Please repeat all of the lines that follow, exactly as written.

**Items:**

::::::::

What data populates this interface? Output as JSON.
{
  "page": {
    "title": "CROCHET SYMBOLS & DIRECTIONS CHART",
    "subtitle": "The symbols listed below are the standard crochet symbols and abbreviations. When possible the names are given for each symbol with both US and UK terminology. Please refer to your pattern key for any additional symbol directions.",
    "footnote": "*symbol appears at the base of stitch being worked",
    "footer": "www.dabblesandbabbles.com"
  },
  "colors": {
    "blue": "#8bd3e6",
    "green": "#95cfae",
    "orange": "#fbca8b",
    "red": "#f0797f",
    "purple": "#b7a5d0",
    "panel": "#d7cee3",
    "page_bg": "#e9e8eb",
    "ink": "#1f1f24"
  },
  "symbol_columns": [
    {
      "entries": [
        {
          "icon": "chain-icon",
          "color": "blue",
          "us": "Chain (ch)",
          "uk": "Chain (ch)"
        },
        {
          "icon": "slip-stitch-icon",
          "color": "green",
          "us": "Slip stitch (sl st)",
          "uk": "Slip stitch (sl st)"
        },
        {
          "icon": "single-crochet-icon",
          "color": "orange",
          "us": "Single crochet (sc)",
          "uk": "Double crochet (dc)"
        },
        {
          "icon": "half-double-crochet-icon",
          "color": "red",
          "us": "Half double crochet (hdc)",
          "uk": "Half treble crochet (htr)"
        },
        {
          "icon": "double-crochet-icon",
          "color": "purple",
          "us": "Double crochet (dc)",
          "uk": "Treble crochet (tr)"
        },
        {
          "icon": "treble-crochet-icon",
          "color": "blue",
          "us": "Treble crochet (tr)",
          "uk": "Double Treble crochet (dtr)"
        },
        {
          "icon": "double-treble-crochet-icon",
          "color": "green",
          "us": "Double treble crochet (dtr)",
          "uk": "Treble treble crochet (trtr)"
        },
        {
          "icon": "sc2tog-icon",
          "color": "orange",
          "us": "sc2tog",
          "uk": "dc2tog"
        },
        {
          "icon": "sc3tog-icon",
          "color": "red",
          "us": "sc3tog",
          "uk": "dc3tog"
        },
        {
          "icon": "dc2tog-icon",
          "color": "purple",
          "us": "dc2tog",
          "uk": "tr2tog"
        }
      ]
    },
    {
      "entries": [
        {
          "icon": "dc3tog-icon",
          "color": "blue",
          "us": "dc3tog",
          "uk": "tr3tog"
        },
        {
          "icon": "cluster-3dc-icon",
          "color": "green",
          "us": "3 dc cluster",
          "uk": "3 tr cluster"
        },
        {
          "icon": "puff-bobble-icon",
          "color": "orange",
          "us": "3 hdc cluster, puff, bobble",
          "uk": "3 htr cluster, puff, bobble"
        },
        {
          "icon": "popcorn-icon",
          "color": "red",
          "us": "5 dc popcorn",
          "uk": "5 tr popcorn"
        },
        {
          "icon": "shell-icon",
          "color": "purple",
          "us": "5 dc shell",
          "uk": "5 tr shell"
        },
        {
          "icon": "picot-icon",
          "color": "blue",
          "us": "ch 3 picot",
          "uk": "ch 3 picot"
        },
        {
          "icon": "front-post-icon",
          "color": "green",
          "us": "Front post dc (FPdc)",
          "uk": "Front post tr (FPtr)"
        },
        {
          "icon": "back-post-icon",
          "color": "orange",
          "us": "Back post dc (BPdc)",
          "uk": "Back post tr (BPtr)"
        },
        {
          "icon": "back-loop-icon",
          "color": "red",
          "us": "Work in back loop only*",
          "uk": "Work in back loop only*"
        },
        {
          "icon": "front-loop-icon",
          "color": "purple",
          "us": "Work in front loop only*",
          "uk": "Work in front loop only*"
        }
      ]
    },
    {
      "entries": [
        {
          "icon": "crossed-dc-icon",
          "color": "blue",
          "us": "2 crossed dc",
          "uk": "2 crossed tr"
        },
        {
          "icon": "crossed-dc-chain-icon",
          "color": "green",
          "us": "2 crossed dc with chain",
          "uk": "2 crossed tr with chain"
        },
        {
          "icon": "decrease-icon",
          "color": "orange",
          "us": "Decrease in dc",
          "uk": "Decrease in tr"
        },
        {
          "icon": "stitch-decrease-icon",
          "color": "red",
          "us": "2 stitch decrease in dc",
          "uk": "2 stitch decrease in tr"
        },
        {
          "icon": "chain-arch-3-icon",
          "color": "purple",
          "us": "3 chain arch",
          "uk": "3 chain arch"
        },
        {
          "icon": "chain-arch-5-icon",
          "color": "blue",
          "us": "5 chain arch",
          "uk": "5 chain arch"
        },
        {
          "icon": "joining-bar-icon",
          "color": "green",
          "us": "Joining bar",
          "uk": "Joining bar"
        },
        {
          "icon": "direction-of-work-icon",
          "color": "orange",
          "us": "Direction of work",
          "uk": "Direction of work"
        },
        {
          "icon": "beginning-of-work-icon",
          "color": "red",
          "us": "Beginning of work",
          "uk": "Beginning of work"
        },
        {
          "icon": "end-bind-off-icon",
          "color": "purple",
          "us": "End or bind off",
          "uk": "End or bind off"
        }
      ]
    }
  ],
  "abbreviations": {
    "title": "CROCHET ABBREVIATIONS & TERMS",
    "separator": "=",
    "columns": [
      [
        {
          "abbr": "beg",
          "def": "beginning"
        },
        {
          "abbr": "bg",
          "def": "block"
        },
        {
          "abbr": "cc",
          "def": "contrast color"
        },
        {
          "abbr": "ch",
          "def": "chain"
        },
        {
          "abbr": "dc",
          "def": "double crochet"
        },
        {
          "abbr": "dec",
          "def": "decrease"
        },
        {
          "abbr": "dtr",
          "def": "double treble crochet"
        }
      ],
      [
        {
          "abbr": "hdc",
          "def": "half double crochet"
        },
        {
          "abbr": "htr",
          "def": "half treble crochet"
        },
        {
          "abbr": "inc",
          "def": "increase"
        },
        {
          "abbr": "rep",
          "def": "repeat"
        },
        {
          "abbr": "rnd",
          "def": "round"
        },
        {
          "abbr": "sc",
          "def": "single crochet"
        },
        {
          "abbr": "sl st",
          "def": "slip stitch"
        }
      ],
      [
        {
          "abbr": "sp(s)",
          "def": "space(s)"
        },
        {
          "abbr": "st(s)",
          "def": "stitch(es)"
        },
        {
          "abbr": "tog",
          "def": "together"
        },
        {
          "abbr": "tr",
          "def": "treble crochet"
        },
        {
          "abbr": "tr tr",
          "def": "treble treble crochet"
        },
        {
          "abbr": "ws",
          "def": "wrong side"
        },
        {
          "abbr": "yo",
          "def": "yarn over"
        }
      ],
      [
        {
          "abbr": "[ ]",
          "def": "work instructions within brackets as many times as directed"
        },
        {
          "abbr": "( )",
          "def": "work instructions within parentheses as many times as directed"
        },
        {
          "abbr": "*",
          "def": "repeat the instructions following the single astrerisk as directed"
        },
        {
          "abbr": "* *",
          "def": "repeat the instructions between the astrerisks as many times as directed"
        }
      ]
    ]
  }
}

::::::::

**Answer in full:**
What data populates this interface? Output as JSON.
{
  "page": {
    "title": "CROCHET SYMBOLS & DIRECTIONS CHART",
    "subtitle": "The symbols listed below are the standard crochet symbols and abbreviations. When possible the names are given for each symbol with both US and UK terminology. Please refer to your pattern key for any additional symbol directions.",
    "footnote": "*symbol appears at the base of stitch being worked",
    "footer": "www.dabblesandbabbles.com"
  },
  "colors": {
    "blue": "#8bd3e6",
    "green": "#95cfae",
    "orange": "#fbca8b",
    "red": "#f0797f",
    "purple": "#b7a5d0",
    "panel": "#d7cee3",
    "page_bg": "#e9e8eb",
    "ink": "#1f1f24"
  },
  "symbol_columns": [
    {
      "entries": [
        {
          "icon": "chain-icon",
          "color": "blue",
          "us": "Chain (ch)",
          "uk": "Chain (ch)"
        },
        {
          "icon": "slip-stitch-icon",
          "color": "green",
          "us": "Slip stitch (sl st)",
          "uk": "Slip stitch (sl st)"
        },
        {
          "icon": "single-crochet-icon",
          "color": "orange",
          "us": "Single crochet (sc)",
          "uk": "Double crochet (dc)"
        },
        {
          "icon": "half-double-crochet-icon",
          "color": "red",
          "us": "Half double crochet (hdc)",
          "uk": "Half treble crochet (htr)"
        },
        {
          "icon": "double-crochet-icon",
          "color": "purple",
          "us": "Double crochet (dc)",
          "uk": "Treble crochet (tr)"
        },
        {
          "icon": "treble-crochet-icon",
          "color": "blue",
          "us": "Treble crochet (tr)",
          "uk": "Double Treble crochet (dtr)"
        },
        {
          "icon": "double-treble-crochet-icon",
          "color": "green",
          "us": "Double treble crochet (dtr)",
          "uk": "Treble treble crochet (trtr)"
        },
        {
          "icon": "sc2tog-icon",
          "color": "orange",
          "us": "sc2tog",
          "uk": "dc2tog"
        },
        {
          "icon": "sc3tog-icon",
          "color": "red",
          "us": "sc3tog",
          "uk": "dc3tog"
        },
        {
          "icon": "dc2tog-icon",
          "color": "purple",
          "us": "dc2tog",
          "uk": "tr2tog"
        }
      ]
    },
    {
      "entries": [
        {
          "icon": "dc3tog-icon",
          "color": "blue",
          "us": "dc3tog",
          "uk": "tr3tog"
        },
        {
          "icon": "cluster-3dc-icon",
          "color": "green",
          "us": "3 dc cluster",
          "uk": "3 tr cluster"
        },
        {
          "icon": "puff-bobble-icon",
          "color": "orange",
          "us": "3 hdc cluster, puff, bobble",
          "uk": "3 htr cluster, puff, bobble"
        },
        {
          "icon": "popcorn-icon",
          "color": "red",
          "us": "5 dc popcorn",
          "uk": "5 tr popcorn"
        },
        {
          "icon": "shell-icon",
          "color": "purple",
          "us": "5 dc shell",
          "uk": "5 tr shell"
        },
        {
          "icon": "picot-icon",
          "color": "blue",
          "us": "ch 3 picot",
          "uk": "ch 3 picot"
        },
        {
          "icon": "front-post-icon",
          "color": "green",
          "us": "Front post dc (FPdc)",
          "uk": "Front post tr (FPtr)"
        },
        {
          "icon": "back-post-icon",
          "color": "orange",
          "us": "Back post dc (BPdc)",
          "uk": "Back post tr (BPtr)"
        },
        {
          "icon": "back-loop-icon",
          "color": "red",
          "us": "Work in back loop only*",
          "uk": "Work in back loop only*"
        },
        {
          "icon": "front-loop-icon",
          "color": "purple",
          "us": "Work in front loop only*",
          "uk": "Work in front loop only*"
        }
      ]
    },
    {
      "entries": [
        {
          "icon": "crossed-dc-icon",
          "color": "blue",
          "us": "2 crossed dc",
          "uk": "2 crossed tr"
        },
        {
          "icon": "crossed-dc-chain-icon",
          "color": "green",
          "us": "2 crossed dc with chain",
          "uk": "2 crossed tr with chain"
        },
        {
          "icon": "decrease-icon",
          "color": "orange",
          "us": "Decrease in dc",
          "uk": "Decrease in tr"
        },
        {
          "icon": "stitch-decrease-icon",
          "color": "red",
          "us": "2 stitch decrease in dc",
          "uk": "2 stitch decrease in tr"
        },
        {
          "icon": "chain-arch-3-icon",
          "color": "purple",
          "us": "3 chain arch",
          "uk": "3 chain arch"
        },
        {
          "icon": "chain-arch-5-icon",
          "color": "blue",
          "us": "5 chain arch",
          "uk": "5 chain arch"
        },
        {
          "icon": "joining-bar-icon",
          "color": "green",
          "us": "Joining bar",
          "uk": "Joining bar"
        },
        {
          "icon": "direction-of-work-icon",
          "color": "orange",
          "us": "Direction of work",
          "uk": "Direction of work"
        },
        {
          "icon": "beginning-of-work-icon",
          "color": "red",
          "us": "Beginning of work",
          "uk": "Beginning of work"
        },
        {
          "icon": "end-bind-off-icon",
          "color": "purple",
          "us": "End or bind off",
          "uk": "End or bind off"
        }
      ]
    }
  ],
  "abbreviations": {
    "title": "CROCHET ABBREVIATIONS & TERMS",
    "separator": "=",
    "columns": [
      [
        {
          "abbr": "beg",
          "def": "beginning"
        },
        {
          "abbr": "bg",
          "def": "block"
        },
        {
          "abbr": "cc",
          "def": "contrast color"
        },
        {
          "abbr": "ch",
          "def": "chain"
        },
        {
          "abbr": "dc",
          "def": "double crochet"
        },
        {
          "abbr": "dec",
          "def": "decrease"
        },
        {
          "abbr": "dtr",
          "def": "double treble crochet"
        }
      ],
      [
        {
          "abbr": "hdc",
          "def": "half double crochet"
        },
        {
          "abbr": "htr",
          "def": "half treble crochet"
        },
        {
          "abbr": "inc",
          "def": "increase"
        },
        {
          "abbr": "rep",
          "def": "repeat"
        },
        {
          "abbr": "rnd",
          "def": "round"
        },
        {
          "abbr": "sc",
          "def": "single crochet"
        },
        {
          "abbr": "sl st",
          "def": "slip stitch"
        }
      ],
      [
        {
          "abbr": "sp(s)",
          "def": "space(s)"
        },
        {
          "abbr": "st(s)",
          "def": "stitch(es)"
        },
        {
          "abbr": "tog",
          "def": "together"
        },
        {
          "abbr": "tr",
          "def": "treble crochet"
        },
        {
          "abbr": "tr tr",
          "def": "treble treble crochet"
        },
        {
          "abbr": "ws",
          "def": "wrong side"
        },
        {
          "abbr": "yo",
          "def": "yarn over"
        }
      ],
      [
        {
          "abbr": "[ ]",
          "def": "work instructions within brackets as many times as directed"
        },
        {
          "abbr": "( )",
          "def": "work instructions within parentheses as many times as directed"
        },
        {
          "abbr": "*",
          "def": "repeat the instructions following the single astrerisk as directed"
        },
        {
          "abbr": "* *",
          "def": "repeat the instructions between the astrerisks as many times as directed"
        }
      ]
    ]
  }
}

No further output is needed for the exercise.